§ Exercise task
In the article on King Tut's tomb, how sure did official Mamduh al-Damati say they were that they had found a hidden chamber?
Source extract start
There May Indeed Be a Mystery Room Through a Door in King Tut's Tomb

In Depth

An update on the archeologist who thinks he might have found Nefertiti’s final resting place through a well-concealed door in King Tut’s tomb: The jury is very much still out on whether he’s found Nefertiti, but it’s starting to look like he could have found something.

Nicholas Reeves first floated his theory back in August, after examining high-quality photographs of the boy king’s burial chamber (which were taken as part of a project to build a thorough reproduction). Egypt’s Antiquities Ministry was sufficiently persuaded to do a round of intense scanning, using technology including radar. In a press conference to talk preliminary findings, the AFP reports, official Mamduh al-Damati said they’re “approximately 90 percent” they’ve found some sort of hidden chamber.

They’re working on analyzing the scans further—and mind you, this is still the easy part. The hard part would be getting into the chamber without damaging Tut’s tomb. It’s not like they can just take a sledgehammer to the wall of a priceless world historical site—especially if they’re not exactly sure what’s on the other side.
Source extract end
Data rows start
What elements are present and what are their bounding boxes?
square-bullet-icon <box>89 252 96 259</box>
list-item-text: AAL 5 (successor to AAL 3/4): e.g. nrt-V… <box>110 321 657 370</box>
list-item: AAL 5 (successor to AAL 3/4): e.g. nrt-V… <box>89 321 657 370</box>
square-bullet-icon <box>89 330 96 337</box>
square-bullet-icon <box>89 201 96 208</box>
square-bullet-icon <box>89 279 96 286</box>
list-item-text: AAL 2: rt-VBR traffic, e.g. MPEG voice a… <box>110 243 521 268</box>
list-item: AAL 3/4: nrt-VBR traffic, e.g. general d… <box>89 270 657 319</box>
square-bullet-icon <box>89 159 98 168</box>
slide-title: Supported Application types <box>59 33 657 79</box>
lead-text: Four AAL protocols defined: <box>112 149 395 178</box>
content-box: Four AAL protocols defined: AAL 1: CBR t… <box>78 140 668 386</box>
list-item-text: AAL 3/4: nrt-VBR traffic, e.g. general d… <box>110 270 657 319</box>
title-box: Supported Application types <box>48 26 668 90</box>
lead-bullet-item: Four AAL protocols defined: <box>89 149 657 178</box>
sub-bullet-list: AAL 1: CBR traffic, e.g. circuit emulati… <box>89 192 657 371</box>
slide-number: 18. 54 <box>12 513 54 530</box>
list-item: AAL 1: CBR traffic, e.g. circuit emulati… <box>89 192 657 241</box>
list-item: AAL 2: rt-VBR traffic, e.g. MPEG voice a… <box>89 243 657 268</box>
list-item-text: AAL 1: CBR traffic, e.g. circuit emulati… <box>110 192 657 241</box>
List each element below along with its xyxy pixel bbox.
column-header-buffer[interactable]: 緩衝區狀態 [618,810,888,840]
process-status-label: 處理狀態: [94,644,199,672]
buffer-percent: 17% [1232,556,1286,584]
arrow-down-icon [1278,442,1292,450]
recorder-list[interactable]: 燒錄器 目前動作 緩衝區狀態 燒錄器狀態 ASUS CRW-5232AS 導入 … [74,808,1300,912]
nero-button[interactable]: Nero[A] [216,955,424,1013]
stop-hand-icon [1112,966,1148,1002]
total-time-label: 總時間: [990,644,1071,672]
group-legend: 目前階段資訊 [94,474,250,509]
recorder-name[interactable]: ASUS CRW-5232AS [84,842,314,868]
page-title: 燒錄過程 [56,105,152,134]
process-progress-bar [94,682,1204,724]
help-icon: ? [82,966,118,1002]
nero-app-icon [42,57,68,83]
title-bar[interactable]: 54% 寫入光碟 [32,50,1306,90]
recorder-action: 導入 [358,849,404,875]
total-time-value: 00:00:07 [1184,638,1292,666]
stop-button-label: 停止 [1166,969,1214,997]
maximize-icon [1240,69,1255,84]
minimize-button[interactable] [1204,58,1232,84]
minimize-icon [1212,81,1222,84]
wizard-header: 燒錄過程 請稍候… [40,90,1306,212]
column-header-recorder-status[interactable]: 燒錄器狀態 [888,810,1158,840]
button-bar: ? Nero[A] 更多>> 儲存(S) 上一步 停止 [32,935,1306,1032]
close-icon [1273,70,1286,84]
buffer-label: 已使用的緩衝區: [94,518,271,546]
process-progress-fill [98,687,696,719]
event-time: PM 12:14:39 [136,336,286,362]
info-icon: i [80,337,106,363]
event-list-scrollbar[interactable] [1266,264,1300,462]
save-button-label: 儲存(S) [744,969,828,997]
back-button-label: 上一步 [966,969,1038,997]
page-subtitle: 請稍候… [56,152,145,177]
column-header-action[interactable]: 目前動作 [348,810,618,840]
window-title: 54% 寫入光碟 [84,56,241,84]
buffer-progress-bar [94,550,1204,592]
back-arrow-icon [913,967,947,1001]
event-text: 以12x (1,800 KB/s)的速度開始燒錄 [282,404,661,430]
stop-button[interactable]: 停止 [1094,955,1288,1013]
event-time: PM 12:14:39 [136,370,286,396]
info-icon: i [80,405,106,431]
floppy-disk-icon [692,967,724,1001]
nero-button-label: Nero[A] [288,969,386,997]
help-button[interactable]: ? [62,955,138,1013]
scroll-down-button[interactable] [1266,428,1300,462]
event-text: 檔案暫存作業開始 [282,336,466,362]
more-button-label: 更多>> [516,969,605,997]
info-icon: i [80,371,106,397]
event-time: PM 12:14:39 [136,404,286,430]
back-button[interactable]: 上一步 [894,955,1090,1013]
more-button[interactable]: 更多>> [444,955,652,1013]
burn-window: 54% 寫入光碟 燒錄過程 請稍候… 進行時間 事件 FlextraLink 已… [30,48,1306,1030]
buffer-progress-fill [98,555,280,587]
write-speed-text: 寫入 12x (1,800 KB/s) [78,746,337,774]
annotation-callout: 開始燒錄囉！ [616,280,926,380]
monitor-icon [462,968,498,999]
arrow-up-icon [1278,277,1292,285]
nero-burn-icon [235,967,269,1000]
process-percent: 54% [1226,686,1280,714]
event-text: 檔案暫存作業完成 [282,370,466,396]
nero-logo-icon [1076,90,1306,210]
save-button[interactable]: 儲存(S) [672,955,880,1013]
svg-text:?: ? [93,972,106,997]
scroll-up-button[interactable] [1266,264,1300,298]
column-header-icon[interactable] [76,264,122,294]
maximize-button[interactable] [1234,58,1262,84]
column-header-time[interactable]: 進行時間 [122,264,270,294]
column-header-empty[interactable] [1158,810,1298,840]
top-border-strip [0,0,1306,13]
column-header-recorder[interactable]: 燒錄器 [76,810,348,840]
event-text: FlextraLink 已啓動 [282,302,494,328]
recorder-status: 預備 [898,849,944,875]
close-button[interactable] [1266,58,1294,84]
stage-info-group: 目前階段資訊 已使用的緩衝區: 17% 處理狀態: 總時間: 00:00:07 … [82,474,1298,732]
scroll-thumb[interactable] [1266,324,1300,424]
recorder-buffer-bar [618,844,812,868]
Data rows end
§ Task output
Approximately 90 percent.